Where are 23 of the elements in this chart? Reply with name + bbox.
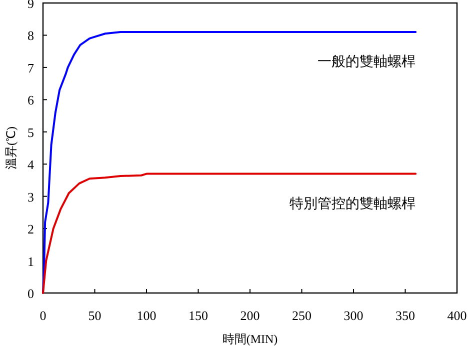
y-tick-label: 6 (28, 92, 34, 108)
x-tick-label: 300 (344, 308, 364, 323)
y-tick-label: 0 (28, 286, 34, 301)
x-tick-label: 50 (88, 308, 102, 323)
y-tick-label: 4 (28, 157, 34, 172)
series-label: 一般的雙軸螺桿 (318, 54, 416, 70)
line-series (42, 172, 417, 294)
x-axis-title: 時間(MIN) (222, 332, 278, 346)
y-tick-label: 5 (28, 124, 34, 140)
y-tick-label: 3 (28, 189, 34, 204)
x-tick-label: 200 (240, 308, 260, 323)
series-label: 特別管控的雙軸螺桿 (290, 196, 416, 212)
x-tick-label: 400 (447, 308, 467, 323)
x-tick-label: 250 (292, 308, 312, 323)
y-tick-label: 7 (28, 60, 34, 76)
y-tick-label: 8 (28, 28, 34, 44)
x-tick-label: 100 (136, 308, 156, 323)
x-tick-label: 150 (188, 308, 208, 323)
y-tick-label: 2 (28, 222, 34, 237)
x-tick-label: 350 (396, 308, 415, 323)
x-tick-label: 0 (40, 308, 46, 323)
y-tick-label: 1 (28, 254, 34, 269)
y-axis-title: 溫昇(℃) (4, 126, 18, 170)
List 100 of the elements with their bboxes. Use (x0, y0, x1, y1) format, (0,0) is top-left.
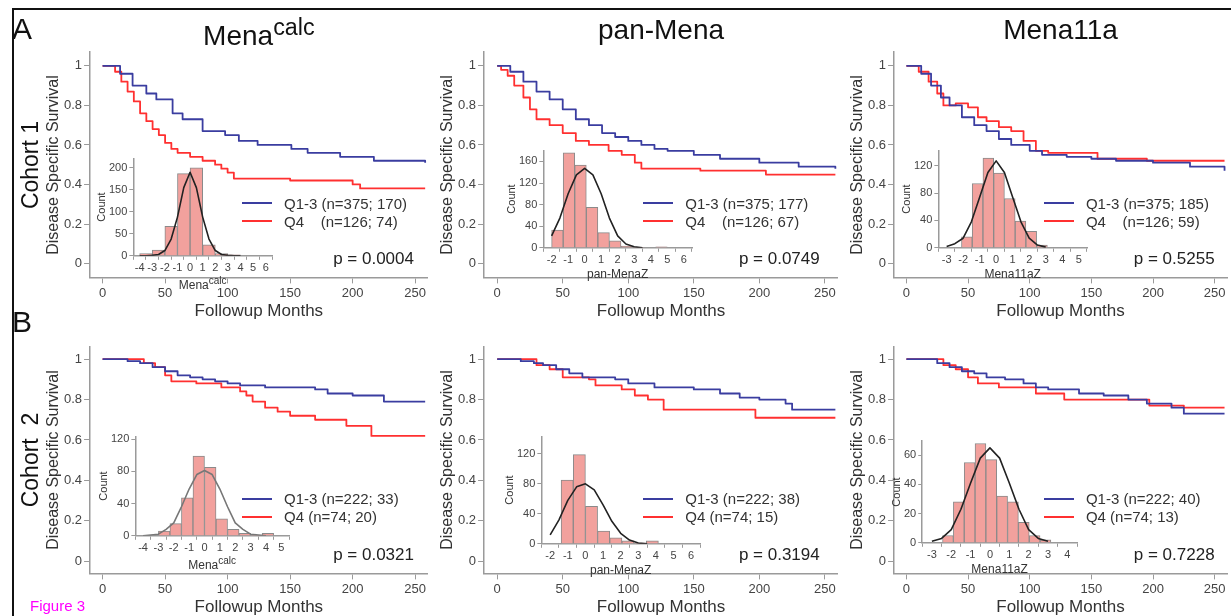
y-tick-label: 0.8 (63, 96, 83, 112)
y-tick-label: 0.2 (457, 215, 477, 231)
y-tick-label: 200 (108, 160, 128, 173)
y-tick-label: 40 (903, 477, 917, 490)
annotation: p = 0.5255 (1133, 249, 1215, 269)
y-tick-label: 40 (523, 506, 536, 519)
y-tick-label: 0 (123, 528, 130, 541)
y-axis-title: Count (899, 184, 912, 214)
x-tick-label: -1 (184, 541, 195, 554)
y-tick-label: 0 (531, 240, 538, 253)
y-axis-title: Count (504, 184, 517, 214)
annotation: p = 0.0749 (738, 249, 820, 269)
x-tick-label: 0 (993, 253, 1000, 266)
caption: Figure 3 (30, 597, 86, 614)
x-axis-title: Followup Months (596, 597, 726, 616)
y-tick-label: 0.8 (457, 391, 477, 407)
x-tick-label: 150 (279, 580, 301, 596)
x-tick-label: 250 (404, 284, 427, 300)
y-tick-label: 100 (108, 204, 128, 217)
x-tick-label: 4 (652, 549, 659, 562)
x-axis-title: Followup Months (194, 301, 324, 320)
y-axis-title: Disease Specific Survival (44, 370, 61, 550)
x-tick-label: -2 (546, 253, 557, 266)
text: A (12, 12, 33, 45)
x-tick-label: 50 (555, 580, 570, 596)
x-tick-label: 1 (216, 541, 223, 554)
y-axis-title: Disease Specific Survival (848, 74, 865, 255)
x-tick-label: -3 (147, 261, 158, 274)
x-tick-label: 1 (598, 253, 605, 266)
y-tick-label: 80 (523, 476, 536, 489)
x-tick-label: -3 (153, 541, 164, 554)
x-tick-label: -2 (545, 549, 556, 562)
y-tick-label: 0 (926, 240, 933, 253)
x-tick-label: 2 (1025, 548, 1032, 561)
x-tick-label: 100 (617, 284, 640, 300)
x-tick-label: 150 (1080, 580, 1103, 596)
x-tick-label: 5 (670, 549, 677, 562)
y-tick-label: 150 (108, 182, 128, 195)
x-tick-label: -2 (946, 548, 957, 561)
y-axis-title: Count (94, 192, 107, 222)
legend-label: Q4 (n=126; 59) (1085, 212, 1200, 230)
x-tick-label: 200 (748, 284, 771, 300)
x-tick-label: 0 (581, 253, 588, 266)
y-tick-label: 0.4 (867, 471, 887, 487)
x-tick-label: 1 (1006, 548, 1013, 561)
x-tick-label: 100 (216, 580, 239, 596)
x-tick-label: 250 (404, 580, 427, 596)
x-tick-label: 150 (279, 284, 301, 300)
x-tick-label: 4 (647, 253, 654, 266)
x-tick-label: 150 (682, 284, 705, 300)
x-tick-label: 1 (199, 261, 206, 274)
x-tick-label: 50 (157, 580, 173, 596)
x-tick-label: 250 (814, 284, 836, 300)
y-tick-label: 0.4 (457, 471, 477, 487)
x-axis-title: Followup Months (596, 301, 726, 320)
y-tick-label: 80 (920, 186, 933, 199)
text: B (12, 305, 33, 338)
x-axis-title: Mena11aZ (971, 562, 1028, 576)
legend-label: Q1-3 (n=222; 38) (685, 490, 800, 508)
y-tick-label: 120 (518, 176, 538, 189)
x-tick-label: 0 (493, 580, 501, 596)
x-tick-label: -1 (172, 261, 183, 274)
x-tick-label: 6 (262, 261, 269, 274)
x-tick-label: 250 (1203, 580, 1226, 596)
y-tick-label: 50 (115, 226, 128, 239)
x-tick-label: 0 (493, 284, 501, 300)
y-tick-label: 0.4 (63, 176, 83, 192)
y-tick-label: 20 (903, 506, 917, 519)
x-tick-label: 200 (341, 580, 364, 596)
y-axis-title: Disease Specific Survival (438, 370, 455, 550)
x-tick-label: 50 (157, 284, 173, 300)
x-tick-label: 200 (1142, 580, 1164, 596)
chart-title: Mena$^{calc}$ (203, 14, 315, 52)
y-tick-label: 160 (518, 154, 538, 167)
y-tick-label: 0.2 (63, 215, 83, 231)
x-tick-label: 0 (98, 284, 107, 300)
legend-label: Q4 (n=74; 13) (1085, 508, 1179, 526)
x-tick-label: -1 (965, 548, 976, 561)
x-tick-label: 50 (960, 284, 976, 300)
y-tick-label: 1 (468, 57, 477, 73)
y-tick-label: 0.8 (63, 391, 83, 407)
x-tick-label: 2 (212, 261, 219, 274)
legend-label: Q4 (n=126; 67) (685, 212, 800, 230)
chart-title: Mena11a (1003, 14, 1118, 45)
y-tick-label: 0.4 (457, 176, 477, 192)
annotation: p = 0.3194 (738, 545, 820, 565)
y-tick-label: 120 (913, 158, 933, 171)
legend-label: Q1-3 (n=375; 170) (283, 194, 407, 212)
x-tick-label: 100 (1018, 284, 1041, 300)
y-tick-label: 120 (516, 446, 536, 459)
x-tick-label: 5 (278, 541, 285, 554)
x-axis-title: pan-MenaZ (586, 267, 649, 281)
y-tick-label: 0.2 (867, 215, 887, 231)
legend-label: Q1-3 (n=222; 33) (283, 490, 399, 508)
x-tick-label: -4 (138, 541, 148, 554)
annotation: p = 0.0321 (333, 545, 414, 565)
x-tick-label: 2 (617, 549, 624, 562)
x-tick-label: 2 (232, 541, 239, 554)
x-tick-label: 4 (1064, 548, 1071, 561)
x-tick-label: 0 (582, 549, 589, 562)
==
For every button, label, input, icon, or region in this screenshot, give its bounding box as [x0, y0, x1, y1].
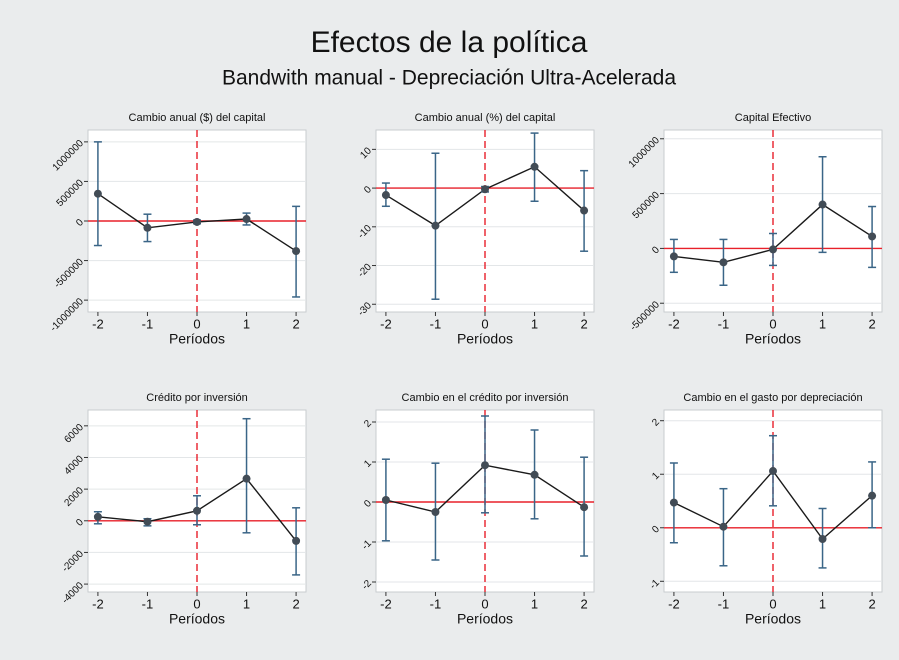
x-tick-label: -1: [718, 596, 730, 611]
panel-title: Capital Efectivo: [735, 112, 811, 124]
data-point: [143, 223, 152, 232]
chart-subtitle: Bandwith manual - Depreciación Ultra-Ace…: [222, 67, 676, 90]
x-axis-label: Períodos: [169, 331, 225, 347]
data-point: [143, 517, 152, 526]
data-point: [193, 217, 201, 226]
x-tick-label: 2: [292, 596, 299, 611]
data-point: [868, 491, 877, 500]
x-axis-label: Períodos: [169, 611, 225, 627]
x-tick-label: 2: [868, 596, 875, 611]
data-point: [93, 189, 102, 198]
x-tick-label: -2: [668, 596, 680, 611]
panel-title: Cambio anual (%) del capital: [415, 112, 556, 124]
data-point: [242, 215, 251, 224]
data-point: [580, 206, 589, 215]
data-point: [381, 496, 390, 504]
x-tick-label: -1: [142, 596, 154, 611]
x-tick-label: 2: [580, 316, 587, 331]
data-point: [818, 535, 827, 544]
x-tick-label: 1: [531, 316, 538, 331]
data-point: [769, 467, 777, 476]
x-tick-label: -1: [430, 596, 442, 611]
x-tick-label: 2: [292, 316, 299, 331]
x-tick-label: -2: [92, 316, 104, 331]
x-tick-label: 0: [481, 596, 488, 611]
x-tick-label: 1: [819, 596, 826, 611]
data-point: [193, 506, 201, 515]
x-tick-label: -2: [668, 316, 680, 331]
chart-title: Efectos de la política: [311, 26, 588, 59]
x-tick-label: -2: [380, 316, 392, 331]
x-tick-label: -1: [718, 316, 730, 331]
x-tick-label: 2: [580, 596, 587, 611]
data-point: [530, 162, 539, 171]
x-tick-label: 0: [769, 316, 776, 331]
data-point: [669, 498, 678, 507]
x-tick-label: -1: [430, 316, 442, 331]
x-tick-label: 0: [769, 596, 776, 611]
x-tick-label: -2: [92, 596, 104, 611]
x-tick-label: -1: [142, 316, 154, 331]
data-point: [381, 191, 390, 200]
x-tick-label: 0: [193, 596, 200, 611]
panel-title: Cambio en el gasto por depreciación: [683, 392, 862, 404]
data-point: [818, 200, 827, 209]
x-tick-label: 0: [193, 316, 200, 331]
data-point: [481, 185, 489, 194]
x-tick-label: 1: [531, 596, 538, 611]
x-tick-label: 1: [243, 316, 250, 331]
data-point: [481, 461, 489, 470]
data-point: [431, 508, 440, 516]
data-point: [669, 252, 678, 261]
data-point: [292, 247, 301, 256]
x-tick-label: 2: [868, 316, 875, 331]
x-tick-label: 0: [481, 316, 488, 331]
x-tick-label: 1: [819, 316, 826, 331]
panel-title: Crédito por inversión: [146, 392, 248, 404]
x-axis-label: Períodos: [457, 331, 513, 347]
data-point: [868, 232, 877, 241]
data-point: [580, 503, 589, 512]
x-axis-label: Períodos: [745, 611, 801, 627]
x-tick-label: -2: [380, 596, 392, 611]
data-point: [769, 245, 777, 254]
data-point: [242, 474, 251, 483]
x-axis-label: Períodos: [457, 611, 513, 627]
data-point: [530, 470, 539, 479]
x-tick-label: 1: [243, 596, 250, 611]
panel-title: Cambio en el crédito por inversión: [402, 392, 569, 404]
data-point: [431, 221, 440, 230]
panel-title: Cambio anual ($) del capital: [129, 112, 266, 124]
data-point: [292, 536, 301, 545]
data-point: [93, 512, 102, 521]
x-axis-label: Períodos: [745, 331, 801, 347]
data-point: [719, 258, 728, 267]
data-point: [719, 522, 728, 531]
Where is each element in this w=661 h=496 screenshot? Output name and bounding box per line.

=== REQUEST ===
Return everything in the records from the line containing "y-tick-label: 6 (28, 92, 34, 108)" down to the line containing "y-tick-label: 5 (28, 124, 34, 140)", both included.

=== EXERCISE RESULT ===
y-tick-label: 6 (28, 92, 34, 108)
x-tick-label: 300 (344, 308, 364, 323)
y-tick-label: 0 (28, 286, 34, 301)
x-tick-label: 50 (88, 308, 102, 323)
y-tick-label: 4 (28, 157, 34, 172)
series-label: 一般的雙軸螺桿 (318, 54, 416, 70)
line-series (42, 172, 417, 294)
x-axis-title: 時間(MIN) (222, 332, 278, 346)
y-tick-label: 5 (28, 124, 34, 140)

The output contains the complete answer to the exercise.